### [WHAT TO PRODUCE]
Return each line containing "sánh".

[Figure data in JSON]
■ ■ ■

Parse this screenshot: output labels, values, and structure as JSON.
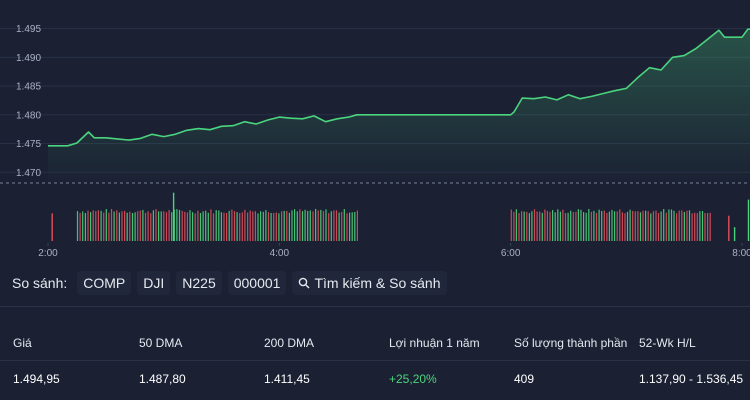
{
  "chart_data": {
    "type": "line",
    "y_ticks": [
      "1.495",
      "1.490",
      "1.485",
      "1.480",
      "1.475",
      "1.470"
    ],
    "y_tick_values": [
      1495,
      1490,
      1485,
      1480,
      1475,
      1470
    ],
    "ylim": [
      1469,
      1496.5
    ],
    "x_ticks": [
      "2:00",
      "4:00",
      "6:00",
      "8:00"
    ],
    "x_tick_hours": [
      2,
      4,
      6,
      8
    ],
    "reference_line": 1469,
    "grid": "horizontal",
    "line_color": "#4bd47e",
    "series": [
      {
        "values": [
          [
            2.0,
            1474.6
          ],
          [
            2.17,
            1474.6
          ],
          [
            2.25,
            1475.1
          ],
          [
            2.35,
            1477.0
          ],
          [
            2.4,
            1476.0
          ],
          [
            2.5,
            1476.0
          ],
          [
            2.6,
            1475.8
          ],
          [
            2.7,
            1475.6
          ],
          [
            2.8,
            1475.9
          ],
          [
            2.9,
            1476.6
          ],
          [
            3.0,
            1476.2
          ],
          [
            3.1,
            1476.6
          ],
          [
            3.2,
            1477.3
          ],
          [
            3.3,
            1477.6
          ],
          [
            3.4,
            1477.4
          ],
          [
            3.5,
            1478.0
          ],
          [
            3.6,
            1478.1
          ],
          [
            3.7,
            1478.8
          ],
          [
            3.8,
            1478.4
          ],
          [
            3.9,
            1479.1
          ],
          [
            4.0,
            1479.6
          ],
          [
            4.1,
            1479.4
          ],
          [
            4.2,
            1479.3
          ],
          [
            4.3,
            1479.8
          ],
          [
            4.4,
            1478.8
          ],
          [
            4.5,
            1479.3
          ],
          [
            4.6,
            1479.6
          ],
          [
            4.67,
            1480.0
          ],
          [
            6.0,
            1480.0
          ],
          [
            6.03,
            1480.5
          ],
          [
            6.1,
            1482.9
          ],
          [
            6.2,
            1482.8
          ],
          [
            6.3,
            1483.1
          ],
          [
            6.4,
            1482.6
          ],
          [
            6.5,
            1483.5
          ],
          [
            6.6,
            1482.8
          ],
          [
            6.7,
            1483.2
          ],
          [
            6.8,
            1483.7
          ],
          [
            6.9,
            1484.2
          ],
          [
            7.0,
            1484.6
          ],
          [
            7.1,
            1486.5
          ],
          [
            7.2,
            1488.2
          ],
          [
            7.3,
            1487.8
          ],
          [
            7.4,
            1490.0
          ],
          [
            7.5,
            1490.3
          ],
          [
            7.6,
            1491.5
          ],
          [
            7.7,
            1493.1
          ],
          [
            7.8,
            1494.7
          ],
          [
            7.85,
            1493.5
          ],
          [
            7.9,
            1493.5
          ],
          [
            8.0,
            1493.5
          ],
          [
            8.05,
            1494.9
          ],
          [
            8.3,
            1494.9
          ]
        ]
      }
    ],
    "volume": {
      "colors": {
        "up": "#4bd47e",
        "down": "#e04f5c"
      },
      "segments": [
        {
          "start": 2.25,
          "end": 4.67,
          "count": 108,
          "base": 0.6
        },
        {
          "start": 6.0,
          "end": 7.72,
          "count": 78,
          "base": 0.6
        }
      ],
      "spikes": [
        {
          "t": 2.03,
          "h": 0.6,
          "color": "down"
        },
        {
          "t": 3.08,
          "h": 1.05,
          "color": "up"
        },
        {
          "t": 7.88,
          "h": 0.55,
          "color": "down"
        },
        {
          "t": 7.93,
          "h": 0.3,
          "color": "up"
        },
        {
          "t": 8.05,
          "h": 0.9,
          "color": "up"
        },
        {
          "t": 8.15,
          "h": 0.35,
          "color": "up"
        }
      ]
    }
  },
  "compare": {
    "label": "So sánh:",
    "chips": [
      "COMP",
      "DJI",
      "N225",
      "000001"
    ],
    "search_label": "Tìm kiếm & So sánh"
  },
  "stats": {
    "headers": [
      "Giá",
      "50 DMA",
      "200 DMA",
      "Lợi nhuận 1 năm",
      "Số lượng thành phần",
      "52-Wk H/L"
    ],
    "values": [
      "1.494,95",
      "1.487,80",
      "1.411,45",
      "+25,20%",
      "409",
      "1.137,90 - 1.536,45"
    ],
    "positive_color": "#4bd47e"
  }
}
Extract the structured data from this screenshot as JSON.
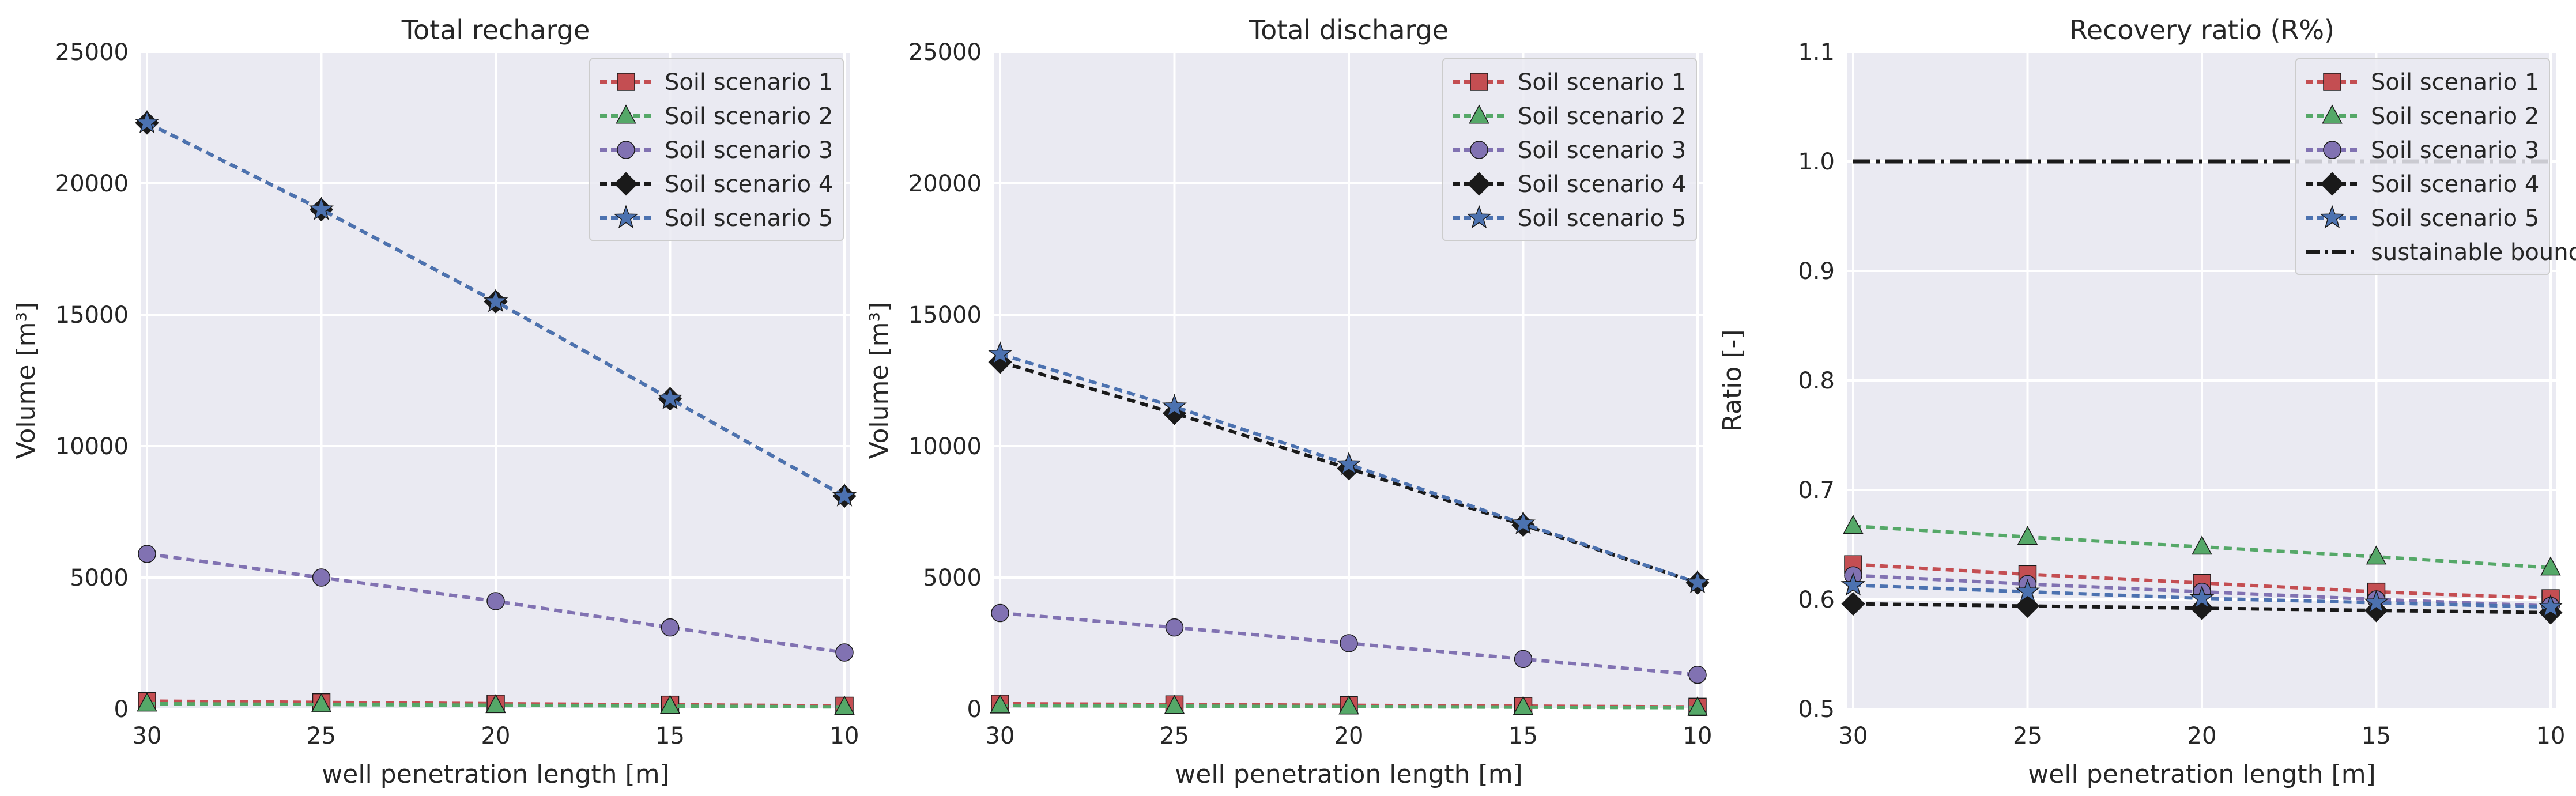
{
  "chart_data": [
    {
      "type": "line",
      "title": "Total recharge",
      "xlabel": "well penetration length [m]",
      "ylabel": "Volume [m³]",
      "x": [
        30,
        25,
        20,
        15,
        10
      ],
      "xticks": [
        "30",
        "25",
        "20",
        "15",
        "10"
      ],
      "xlim": [
        30,
        10
      ],
      "ylim": [
        0,
        25000
      ],
      "yticks": [
        "0",
        "5000",
        "10000",
        "15000",
        "20000",
        "25000"
      ],
      "grid": true,
      "legend_position": "top-right",
      "series": [
        {
          "name": "Soil scenario 1",
          "color": "#c44e52",
          "marker": "square",
          "values": [
            300,
            250,
            200,
            160,
            120
          ]
        },
        {
          "name": "Soil scenario 2",
          "color": "#55a868",
          "marker": "triangle",
          "values": [
            200,
            170,
            140,
            110,
            80
          ]
        },
        {
          "name": "Soil scenario 3",
          "color": "#8172b2",
          "marker": "circle",
          "values": [
            5900,
            5000,
            4100,
            3100,
            2150
          ]
        },
        {
          "name": "Soil scenario 4",
          "color": "#1a1a1a",
          "marker": "diamond",
          "values": [
            22300,
            19000,
            15500,
            11800,
            8100
          ]
        },
        {
          "name": "Soil scenario 5",
          "color": "#4c72b0",
          "marker": "star",
          "values": [
            22300,
            19000,
            15500,
            11800,
            8100
          ]
        }
      ]
    },
    {
      "type": "line",
      "title": "Total discharge",
      "xlabel": "well penetration length [m]",
      "ylabel": "Volume [m³]",
      "x": [
        30,
        25,
        20,
        15,
        10
      ],
      "xticks": [
        "30",
        "25",
        "20",
        "15",
        "10"
      ],
      "xlim": [
        30,
        10
      ],
      "ylim": [
        0,
        25000
      ],
      "yticks": [
        "0",
        "5000",
        "10000",
        "15000",
        "20000",
        "25000"
      ],
      "grid": true,
      "legend_position": "top-right",
      "series": [
        {
          "name": "Soil scenario 1",
          "color": "#c44e52",
          "marker": "square",
          "values": [
            200,
            170,
            140,
            110,
            80
          ]
        },
        {
          "name": "Soil scenario 2",
          "color": "#55a868",
          "marker": "triangle",
          "values": [
            130,
            110,
            90,
            70,
            50
          ]
        },
        {
          "name": "Soil scenario 3",
          "color": "#8172b2",
          "marker": "circle",
          "values": [
            3650,
            3100,
            2500,
            1900,
            1300
          ]
        },
        {
          "name": "Soil scenario 4",
          "color": "#1a1a1a",
          "marker": "diamond",
          "values": [
            13200,
            11250,
            9150,
            7000,
            4800
          ]
        },
        {
          "name": "Soil scenario 5",
          "color": "#4c72b0",
          "marker": "star",
          "values": [
            13500,
            11500,
            9300,
            7050,
            4800
          ]
        }
      ]
    },
    {
      "type": "line",
      "title": "Recovery ratio (R%)",
      "xlabel": "well penetration length [m]",
      "ylabel": "Ratio [-]",
      "x": [
        30,
        25,
        20,
        15,
        10
      ],
      "xticks": [
        "30",
        "25",
        "20",
        "15",
        "10"
      ],
      "xlim": [
        30,
        10
      ],
      "ylim": [
        0.5,
        1.1
      ],
      "yticks": [
        "0.5",
        "0.6",
        "0.7",
        "0.8",
        "0.9",
        "1.0",
        "1.1"
      ],
      "grid": true,
      "legend_position": "top-right",
      "series": [
        {
          "name": "Soil scenario 1",
          "color": "#c44e52",
          "marker": "square",
          "values": [
            0.632,
            0.623,
            0.615,
            0.607,
            0.601
          ]
        },
        {
          "name": "Soil scenario 2",
          "color": "#55a868",
          "marker": "triangle",
          "values": [
            0.667,
            0.657,
            0.648,
            0.639,
            0.629
          ]
        },
        {
          "name": "Soil scenario 3",
          "color": "#8172b2",
          "marker": "circle",
          "values": [
            0.622,
            0.614,
            0.607,
            0.6,
            0.594
          ]
        },
        {
          "name": "Soil scenario 4",
          "color": "#1a1a1a",
          "marker": "diamond",
          "values": [
            0.596,
            0.594,
            0.592,
            0.59,
            0.588
          ]
        },
        {
          "name": "Soil scenario 5",
          "color": "#4c72b0",
          "marker": "star",
          "values": [
            0.613,
            0.607,
            0.601,
            0.597,
            0.593
          ]
        }
      ],
      "reference_lines": [
        {
          "name": "sustainable boundary",
          "color": "#1a1a1a",
          "style": "dash-dot",
          "value": 1.0
        }
      ]
    }
  ]
}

■ ■ ■

### [RESULT OF THIS TASK]
    "label": "So sánh:",
    "search_label": "Tìm kiếm & So sánh"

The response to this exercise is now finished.